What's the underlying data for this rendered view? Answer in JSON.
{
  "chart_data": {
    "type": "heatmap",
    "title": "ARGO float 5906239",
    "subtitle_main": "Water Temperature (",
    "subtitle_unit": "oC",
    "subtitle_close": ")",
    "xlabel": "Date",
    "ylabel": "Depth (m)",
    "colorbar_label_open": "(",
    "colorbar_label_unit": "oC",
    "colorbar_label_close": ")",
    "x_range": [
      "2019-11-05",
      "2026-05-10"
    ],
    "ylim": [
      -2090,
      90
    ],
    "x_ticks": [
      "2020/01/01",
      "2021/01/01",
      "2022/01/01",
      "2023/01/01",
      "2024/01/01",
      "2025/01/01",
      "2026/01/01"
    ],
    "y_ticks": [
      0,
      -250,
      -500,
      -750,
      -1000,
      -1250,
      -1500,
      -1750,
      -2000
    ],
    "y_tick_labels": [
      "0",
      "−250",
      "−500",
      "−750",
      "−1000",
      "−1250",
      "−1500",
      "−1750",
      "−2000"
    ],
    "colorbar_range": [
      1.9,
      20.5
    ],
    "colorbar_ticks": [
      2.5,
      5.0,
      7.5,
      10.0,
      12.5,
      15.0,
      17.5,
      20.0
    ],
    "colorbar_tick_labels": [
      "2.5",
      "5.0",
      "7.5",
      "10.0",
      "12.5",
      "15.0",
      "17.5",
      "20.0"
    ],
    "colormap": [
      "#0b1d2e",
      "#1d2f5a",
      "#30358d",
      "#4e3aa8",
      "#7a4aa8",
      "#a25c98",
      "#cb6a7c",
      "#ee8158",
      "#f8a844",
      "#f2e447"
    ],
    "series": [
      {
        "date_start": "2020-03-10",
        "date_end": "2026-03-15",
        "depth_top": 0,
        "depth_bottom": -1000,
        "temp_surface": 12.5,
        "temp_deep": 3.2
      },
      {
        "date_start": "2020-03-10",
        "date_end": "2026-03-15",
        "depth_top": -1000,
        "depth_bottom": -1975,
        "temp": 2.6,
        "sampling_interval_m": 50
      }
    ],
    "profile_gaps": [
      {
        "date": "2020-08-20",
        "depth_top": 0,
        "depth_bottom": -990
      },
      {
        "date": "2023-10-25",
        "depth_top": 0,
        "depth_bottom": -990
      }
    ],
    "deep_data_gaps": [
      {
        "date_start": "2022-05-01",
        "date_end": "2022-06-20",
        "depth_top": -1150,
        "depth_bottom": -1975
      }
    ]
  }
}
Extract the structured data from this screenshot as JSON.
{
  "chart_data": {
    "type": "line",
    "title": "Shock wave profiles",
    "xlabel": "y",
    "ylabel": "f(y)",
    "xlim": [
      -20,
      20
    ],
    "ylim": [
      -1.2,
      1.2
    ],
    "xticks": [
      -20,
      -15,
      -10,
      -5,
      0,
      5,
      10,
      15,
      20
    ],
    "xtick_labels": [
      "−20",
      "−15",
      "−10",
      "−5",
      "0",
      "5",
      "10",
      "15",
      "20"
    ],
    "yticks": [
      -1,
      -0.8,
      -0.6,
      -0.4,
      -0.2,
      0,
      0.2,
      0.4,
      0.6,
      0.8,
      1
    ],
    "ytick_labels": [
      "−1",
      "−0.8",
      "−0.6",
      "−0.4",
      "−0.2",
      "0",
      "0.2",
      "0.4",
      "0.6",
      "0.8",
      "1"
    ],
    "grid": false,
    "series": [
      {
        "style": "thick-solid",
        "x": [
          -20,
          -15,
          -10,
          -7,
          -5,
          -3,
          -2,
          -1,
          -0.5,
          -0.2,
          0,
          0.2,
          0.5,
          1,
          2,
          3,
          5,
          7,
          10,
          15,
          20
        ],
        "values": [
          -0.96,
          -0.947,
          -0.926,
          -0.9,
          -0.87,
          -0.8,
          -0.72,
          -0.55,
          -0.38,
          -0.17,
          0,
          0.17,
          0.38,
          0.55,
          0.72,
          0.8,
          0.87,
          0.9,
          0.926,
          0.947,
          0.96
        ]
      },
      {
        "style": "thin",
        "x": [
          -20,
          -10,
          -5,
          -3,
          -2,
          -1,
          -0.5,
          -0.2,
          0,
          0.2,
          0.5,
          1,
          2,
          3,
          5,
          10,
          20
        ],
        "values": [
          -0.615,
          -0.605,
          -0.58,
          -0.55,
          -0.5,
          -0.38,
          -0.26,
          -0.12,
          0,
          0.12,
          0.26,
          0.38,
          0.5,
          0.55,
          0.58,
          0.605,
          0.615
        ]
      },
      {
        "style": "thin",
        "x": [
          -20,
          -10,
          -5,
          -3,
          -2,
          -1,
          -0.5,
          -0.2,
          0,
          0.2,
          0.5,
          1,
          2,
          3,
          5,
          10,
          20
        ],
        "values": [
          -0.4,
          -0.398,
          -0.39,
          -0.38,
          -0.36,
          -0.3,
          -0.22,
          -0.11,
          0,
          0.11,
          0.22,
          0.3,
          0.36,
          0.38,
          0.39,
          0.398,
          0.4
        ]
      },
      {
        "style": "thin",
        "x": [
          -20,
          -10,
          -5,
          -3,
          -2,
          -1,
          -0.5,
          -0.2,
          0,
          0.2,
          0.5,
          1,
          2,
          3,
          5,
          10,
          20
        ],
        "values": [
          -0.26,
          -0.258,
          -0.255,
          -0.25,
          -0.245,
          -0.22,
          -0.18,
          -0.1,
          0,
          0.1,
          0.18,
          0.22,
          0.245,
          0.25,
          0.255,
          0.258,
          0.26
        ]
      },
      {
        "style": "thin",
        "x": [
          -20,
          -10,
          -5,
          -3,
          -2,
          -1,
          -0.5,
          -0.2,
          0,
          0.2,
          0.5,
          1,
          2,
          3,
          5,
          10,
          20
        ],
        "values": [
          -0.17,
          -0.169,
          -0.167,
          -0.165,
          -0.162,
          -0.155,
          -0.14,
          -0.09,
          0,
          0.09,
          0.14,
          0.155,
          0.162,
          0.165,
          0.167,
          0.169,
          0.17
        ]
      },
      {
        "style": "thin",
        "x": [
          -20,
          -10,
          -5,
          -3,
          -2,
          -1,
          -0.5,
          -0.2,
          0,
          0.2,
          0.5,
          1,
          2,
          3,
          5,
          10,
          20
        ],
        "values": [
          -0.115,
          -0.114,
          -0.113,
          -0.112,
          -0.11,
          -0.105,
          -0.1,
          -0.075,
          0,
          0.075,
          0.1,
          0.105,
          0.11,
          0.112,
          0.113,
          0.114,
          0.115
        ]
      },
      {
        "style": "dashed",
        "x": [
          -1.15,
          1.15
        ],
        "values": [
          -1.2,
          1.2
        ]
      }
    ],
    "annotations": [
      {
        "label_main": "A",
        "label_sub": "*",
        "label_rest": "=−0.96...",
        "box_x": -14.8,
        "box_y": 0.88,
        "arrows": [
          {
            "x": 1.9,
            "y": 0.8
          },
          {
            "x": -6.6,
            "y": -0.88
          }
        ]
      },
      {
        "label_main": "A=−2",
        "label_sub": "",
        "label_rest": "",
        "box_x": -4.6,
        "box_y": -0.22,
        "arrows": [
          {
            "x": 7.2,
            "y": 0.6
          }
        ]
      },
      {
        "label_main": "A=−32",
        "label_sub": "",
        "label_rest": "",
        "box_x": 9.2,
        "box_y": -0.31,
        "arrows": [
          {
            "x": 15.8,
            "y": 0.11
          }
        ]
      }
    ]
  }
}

[Instructions to follow] Print all of the entries again, exactly as written.

[Worked answer]
What's the underlying data for this rendered view? Answer in JSON.
{
  "chart_data": {
    "type": "heatmap",
    "title": "ARGO float 5906239",
    "subtitle_main": "Water Temperature (",
    "subtitle_unit": "oC",
    "subtitle_close": ")",
    "xlabel": "Date",
    "ylabel": "Depth (m)",
    "colorbar_label_open": "(",
    "colorbar_label_unit": "oC",
    "colorbar_label_close": ")",
    "x_range": [
      "2019-11-05",
      "2026-05-10"
    ],
    "ylim": [
      -2090,
      90
    ],
    "x_ticks": [
      "2020/01/01",
      "2021/01/01",
      "2022/01/01",
      "2023/01/01",
      "2024/01/01",
      "2025/01/01",
      "2026/01/01"
    ],
    "y_ticks": [
      0,
      -250,
      -500,
      -750,
      -1000,
      -1250,
      -1500,
      -1750,
      -2000
    ],
    "y_tick_labels": [
      "0",
      "−250",
      "−500",
      "−750",
      "−1000",
      "−1250",
      "−1500",
      "−1750",
      "−2000"
    ],
    "colorbar_range": [
      1.9,
      20.5
    ],
    "colorbar_ticks": [
      2.5,
      5.0,
      7.5,
      10.0,
      12.5,
      15.0,
      17.5,
      20.0
    ],
    "colorbar_tick_labels": [
      "2.5",
      "5.0",
      "7.5",
      "10.0",
      "12.5",
      "15.0",
      "17.5",
      "20.0"
    ],
    "colormap": [
      "#0b1d2e",
      "#1d2f5a",
      "#30358d",
      "#4e3aa8",
      "#7a4aa8",
      "#a25c98",
      "#cb6a7c",
      "#ee8158",
      "#f8a844",
      "#f2e447"
    ],
    "series": [
      {
        "date_start": "2020-03-10",
        "date_end": "2026-03-15",
        "depth_top": 0,
        "depth_bottom": -1000,
        "temp_surface": 12.5,
        "temp_deep": 3.2
      },
      {
        "date_start": "2020-03-10",
        "date_end": "2026-03-15",
        "depth_top": -1000,
        "depth_bottom": -1975,
        "temp": 2.6,
        "sampling_interval_m": 50
      }
    ],
    "profile_gaps": [
      {
        "date": "2020-08-20",
        "depth_top": 0,
        "depth_bottom": -990
      },
      {
        "date": "2023-10-25",
        "depth_top": 0,
        "depth_bottom": -990
      }
    ],
    "deep_data_gaps": [
      {
        "date_start": "2022-05-01",
        "date_end": "2022-06-20",
        "depth_top": -1150,
        "depth_bottom": -1975
      }
    ]
  }
}
Extract the structured data from this screenshot as JSON.
{
  "chart_data": {
    "type": "line",
    "title": "Shock wave profiles",
    "xlabel": "y",
    "ylabel": "f(y)",
    "xlim": [
      -20,
      20
    ],
    "ylim": [
      -1.2,
      1.2
    ],
    "xticks": [
      -20,
      -15,
      -10,
      -5,
      0,
      5,
      10,
      15,
      20
    ],
    "xtick_labels": [
      "−20",
      "−15",
      "−10",
      "−5",
      "0",
      "5",
      "10",
      "15",
      "20"
    ],
    "yticks": [
      -1,
      -0.8,
      -0.6,
      -0.4,
      -0.2,
      0,
      0.2,
      0.4,
      0.6,
      0.8,
      1
    ],
    "ytick_labels": [
      "−1",
      "−0.8",
      "−0.6",
      "−0.4",
      "−0.2",
      "0",
      "0.2",
      "0.4",
      "0.6",
      "0.8",
      "1"
    ],
    "grid": false,
    "series": [
      {
        "style": "thick-solid",
        "x": [
          -20,
          -15,
          -10,
          -7,
          -5,
          -3,
          -2,
          -1,
          -0.5,
          -0.2,
          0,
          0.2,
          0.5,
          1,
          2,
          3,
          5,
          7,
          10,
          15,
          20
        ],
        "values": [
          -0.96,
          -0.947,
          -0.926,
          -0.9,
          -0.87,
          -0.8,
          -0.72,
          -0.55,
          -0.38,
          -0.17,
          0,
          0.17,
          0.38,
          0.55,
          0.72,
          0.8,
          0.87,
          0.9,
          0.926,
          0.947,
          0.96
        ]
      },
      {
        "style": "thin",
        "x": [
          -20,
          -10,
          -5,
          -3,
          -2,
          -1,
          -0.5,
          -0.2,
          0,
          0.2,
          0.5,
          1,
          2,
          3,
          5,
          10,
          20
        ],
        "values": [
          -0.615,
          -0.605,
          -0.58,
          -0.55,
          -0.5,
          -0.38,
          -0.26,
          -0.12,
          0,
          0.12,
          0.26,
          0.38,
          0.5,
          0.55,
          0.58,
          0.605,
          0.615
        ]
      },
      {
        "style": "thin",
        "x": [
          -20,
          -10,
          -5,
          -3,
          -2,
          -1,
          -0.5,
          -0.2,
          0,
          0.2,
          0.5,
          1,
          2,
          3,
          5,
          10,
          20
        ],
        "values": [
          -0.4,
          -0.398,
          -0.39,
          -0.38,
          -0.36,
          -0.3,
          -0.22,
          -0.11,
          0,
          0.11,
          0.22,
          0.3,
          0.36,
          0.38,
          0.39,
          0.398,
          0.4
        ]
      },
      {
        "style": "thin",
        "x": [
          -20,
          -10,
          -5,
          -3,
          -2,
          -1,
          -0.5,
          -0.2,
          0,
          0.2,
          0.5,
          1,
          2,
          3,
          5,
          10,
          20
        ],
        "values": [
          -0.26,
          -0.258,
          -0.255,
          -0.25,
          -0.245,
          -0.22,
          -0.18,
          -0.1,
          0,
          0.1,
          0.18,
          0.22,
          0.245,
          0.25,
          0.255,
          0.258,
          0.26
        ]
      },
      {
        "style": "thin",
        "x": [
          -20,
          -10,
          -5,
          -3,
          -2,
          -1,
          -0.5,
          -0.2,
          0,
          0.2,
          0.5,
          1,
          2,
          3,
          5,
          10,
          20
        ],
        "values": [
          -0.17,
          -0.169,
          -0.167,
          -0.165,
          -0.162,
          -0.155,
          -0.14,
          -0.09,
          0,
          0.09,
          0.14,
          0.155,
          0.162,
          0.165,
          0.167,
          0.169,
          0.17
        ]
      },
      {
        "style": "thin",
        "x": [
          -20,
          -10,
          -5,
          -3,
          -2,
          -1,
          -0.5,
          -0.2,
          0,
          0.2,
          0.5,
          1,
          2,
          3,
          5,
          10,
          20
        ],
        "values": [
          -0.115,
          -0.114,
          -0.113,
          -0.112,
          -0.11,
          -0.105,
          -0.1,
          -0.075,
          0,
          0.075,
          0.1,
          0.105,
          0.11,
          0.112,
          0.113,
          0.114,
          0.115
        ]
      },
      {
        "style": "dashed",
        "x": [
          -1.15,
          1.15
        ],
        "values": [
          -1.2,
          1.2
        ]
      }
    ],
    "annotations": [
      {
        "label_main": "A",
        "label_sub": "*",
        "label_rest": "=−0.96...",
        "box_x": -14.8,
        "box_y": 0.88,
        "arrows": [
          {
            "x": 1.9,
            "y": 0.8
          },
          {
            "x": -6.6,
            "y": -0.88
          }
        ]
      },
      {
        "label_main": "A=−2",
        "label_sub": "",
        "label_rest": "",
        "box_x": -4.6,
        "box_y": -0.22,
        "arrows": [
          {
            "x": 7.2,
            "y": 0.6
          }
        ]
      },
      {
        "label_main": "A=−32",
        "label_sub": "",
        "label_rest": "",
        "box_x": 9.2,
        "box_y": -0.31,
        "arrows": [
          {
            "x": 15.8,
            "y": 0.11
          }
        ]
      }
    ]
  }
}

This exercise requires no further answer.